From the listing below, copy every line with the word "ONVIF".

(Lines of data)

start

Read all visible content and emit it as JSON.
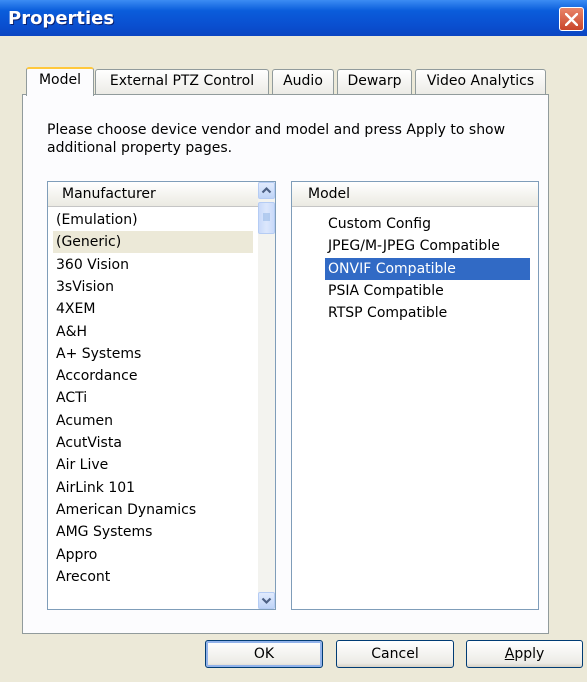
{
  "window": {
    "title": "Properties"
  },
  "tabs": [
    {
      "label": "Model",
      "active": true
    },
    {
      "label": "External PTZ Control",
      "active": false
    },
    {
      "label": "Audio",
      "active": false
    },
    {
      "label": "Dewarp",
      "active": false
    },
    {
      "label": "Video Analytics",
      "active": false
    }
  ],
  "instructions": "Please choose device vendor and model and press Apply to show additional property pages.",
  "manufacturer_list": {
    "header": "Manufacturer",
    "selected": "(Generic)",
    "items": [
      "(Emulation)",
      "(Generic)",
      "360 Vision",
      "3sVision",
      "4XEM",
      "A&H",
      "A+ Systems",
      "Accordance",
      "ACTi",
      "Acumen",
      "AcutVista",
      "Air Live",
      "AirLink 101",
      "American Dynamics",
      "AMG Systems",
      "Appro",
      "Arecont"
    ]
  },
  "model_list": {
    "header": "Model",
    "selected": "ONVIF Compatible",
    "items": [
      "Custom Config",
      "JPEG/M-JPEG Compatible",
      "ONVIF Compatible",
      "PSIA Compatible",
      "RTSP Compatible"
    ]
  },
  "buttons": {
    "ok": "OK",
    "cancel": "Cancel",
    "apply_underlined": "A",
    "apply_rest": "pply"
  },
  "colors": {
    "titlebar": "#0A5DDB",
    "selection": "#316AC5",
    "dialog_bg": "#ECE9D8"
  }
}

end

• [TASK RESULT]:
    "selected": "ONVIF Compatible",
      "ONVIF Compatible",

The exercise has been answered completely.